[Exercise description]: Go through the material below and copy each line where the word "baja" appears.

── Provided records ──

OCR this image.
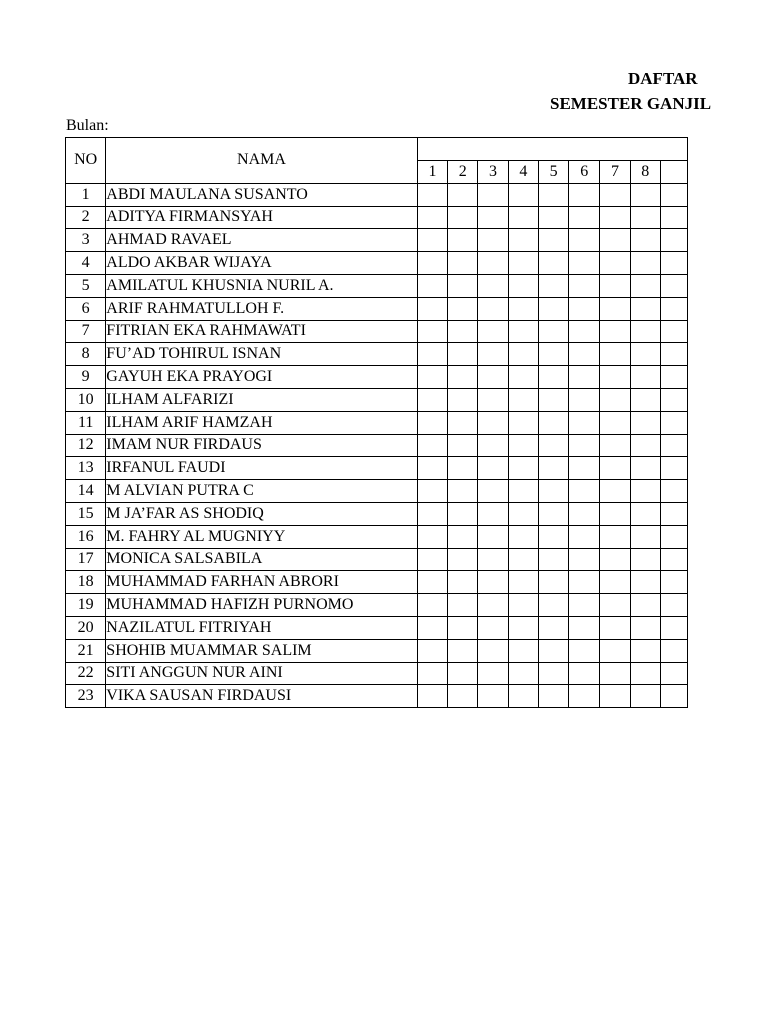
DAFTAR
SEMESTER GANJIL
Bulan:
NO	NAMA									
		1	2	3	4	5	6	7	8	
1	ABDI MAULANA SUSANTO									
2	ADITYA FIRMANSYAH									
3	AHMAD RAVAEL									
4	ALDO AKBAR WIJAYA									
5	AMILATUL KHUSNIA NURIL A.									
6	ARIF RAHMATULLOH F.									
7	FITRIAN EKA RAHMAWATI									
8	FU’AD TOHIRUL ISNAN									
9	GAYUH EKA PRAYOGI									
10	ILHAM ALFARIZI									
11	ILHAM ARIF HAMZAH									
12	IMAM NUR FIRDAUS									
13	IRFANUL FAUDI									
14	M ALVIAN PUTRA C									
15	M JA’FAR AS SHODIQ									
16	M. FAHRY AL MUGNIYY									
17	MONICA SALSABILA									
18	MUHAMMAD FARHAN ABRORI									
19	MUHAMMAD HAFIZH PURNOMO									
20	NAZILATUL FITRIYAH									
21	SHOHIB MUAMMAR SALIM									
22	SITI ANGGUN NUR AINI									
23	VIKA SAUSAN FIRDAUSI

───
── Provided records ──

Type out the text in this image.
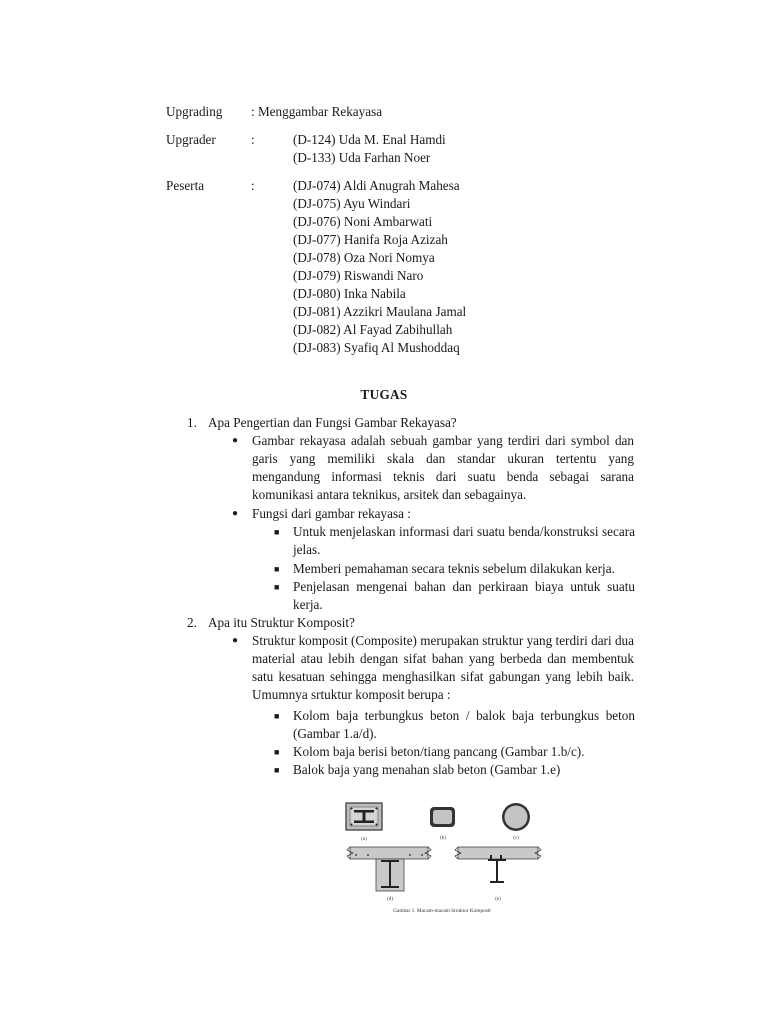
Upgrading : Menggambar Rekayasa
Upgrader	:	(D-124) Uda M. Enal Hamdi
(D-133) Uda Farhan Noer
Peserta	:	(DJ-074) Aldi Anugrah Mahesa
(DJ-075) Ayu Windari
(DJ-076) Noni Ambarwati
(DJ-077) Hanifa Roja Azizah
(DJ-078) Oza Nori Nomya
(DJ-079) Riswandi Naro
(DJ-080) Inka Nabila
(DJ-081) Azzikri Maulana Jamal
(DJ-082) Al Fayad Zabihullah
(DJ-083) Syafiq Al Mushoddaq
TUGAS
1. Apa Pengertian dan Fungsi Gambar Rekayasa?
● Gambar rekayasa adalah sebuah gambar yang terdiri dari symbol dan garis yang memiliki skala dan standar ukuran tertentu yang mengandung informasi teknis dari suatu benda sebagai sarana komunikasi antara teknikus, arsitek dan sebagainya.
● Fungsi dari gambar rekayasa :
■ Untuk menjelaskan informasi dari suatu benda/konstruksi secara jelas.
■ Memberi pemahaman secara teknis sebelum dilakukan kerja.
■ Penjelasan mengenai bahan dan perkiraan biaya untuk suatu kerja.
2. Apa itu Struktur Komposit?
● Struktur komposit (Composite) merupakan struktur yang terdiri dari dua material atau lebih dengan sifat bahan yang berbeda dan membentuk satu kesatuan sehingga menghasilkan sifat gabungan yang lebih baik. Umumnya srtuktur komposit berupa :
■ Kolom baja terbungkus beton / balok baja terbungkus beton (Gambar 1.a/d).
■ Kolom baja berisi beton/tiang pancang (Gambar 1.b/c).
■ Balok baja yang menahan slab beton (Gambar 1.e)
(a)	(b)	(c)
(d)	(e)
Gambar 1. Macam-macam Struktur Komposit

───
── Provided records ──

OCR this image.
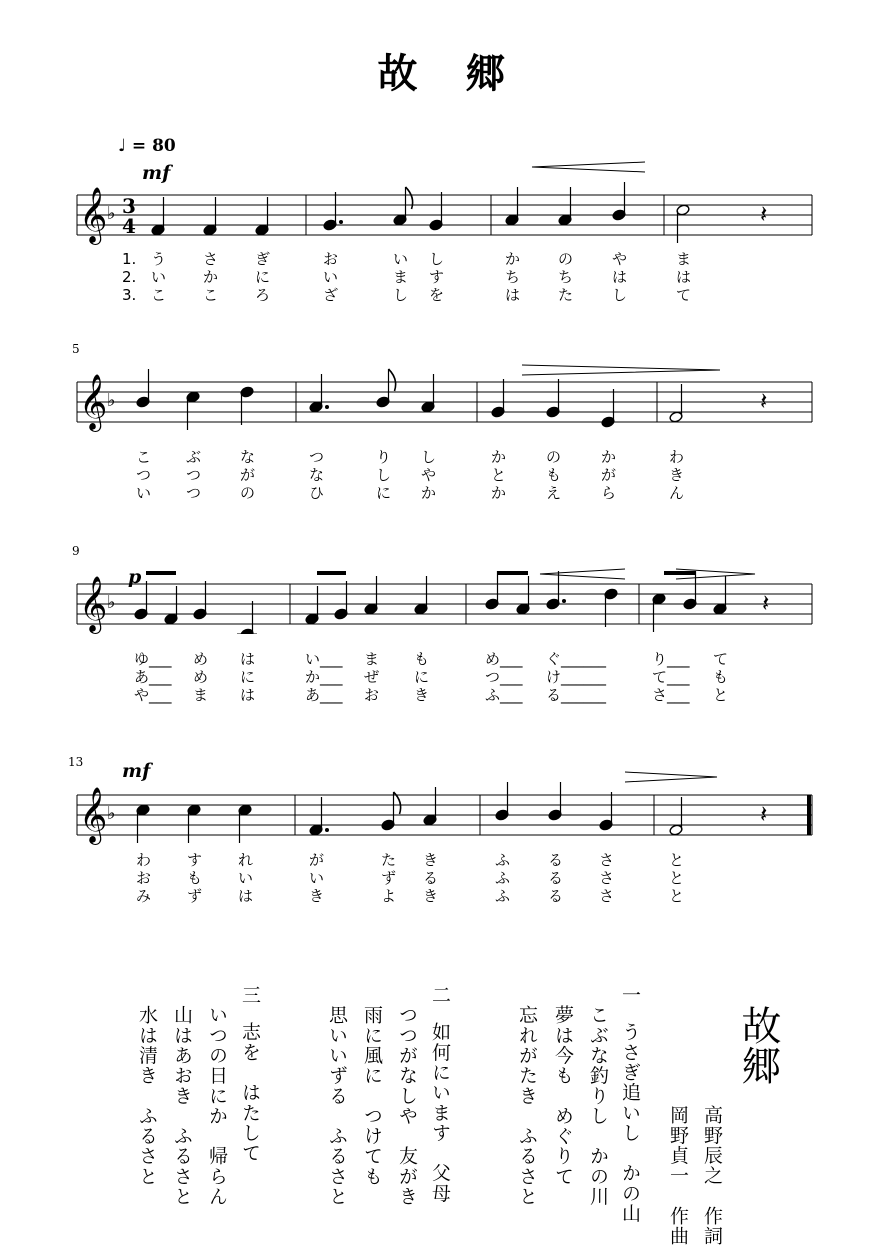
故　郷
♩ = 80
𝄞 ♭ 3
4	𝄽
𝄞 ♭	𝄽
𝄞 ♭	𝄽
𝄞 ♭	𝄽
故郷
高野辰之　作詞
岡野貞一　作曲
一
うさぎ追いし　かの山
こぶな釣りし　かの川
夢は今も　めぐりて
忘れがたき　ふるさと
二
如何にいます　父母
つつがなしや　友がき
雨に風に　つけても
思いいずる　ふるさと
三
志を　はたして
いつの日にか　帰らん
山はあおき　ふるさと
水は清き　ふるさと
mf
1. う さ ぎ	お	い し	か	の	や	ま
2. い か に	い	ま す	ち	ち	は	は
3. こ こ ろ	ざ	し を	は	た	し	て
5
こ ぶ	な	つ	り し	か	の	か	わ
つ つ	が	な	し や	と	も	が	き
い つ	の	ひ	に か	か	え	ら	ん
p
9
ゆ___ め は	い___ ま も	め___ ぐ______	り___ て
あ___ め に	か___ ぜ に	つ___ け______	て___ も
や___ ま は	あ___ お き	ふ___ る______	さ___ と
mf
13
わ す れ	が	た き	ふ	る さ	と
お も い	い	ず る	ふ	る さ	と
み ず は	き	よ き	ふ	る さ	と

───

[Response below]:
■ Kolom baja terbungkus beton / balok baja terbungkus beton (Gambar 1.a/d).
■ Kolom baja berisi beton/tiang pancang (Gambar 1.b/c).
■ Balok baja yang menahan slab beton (Gambar 1.e)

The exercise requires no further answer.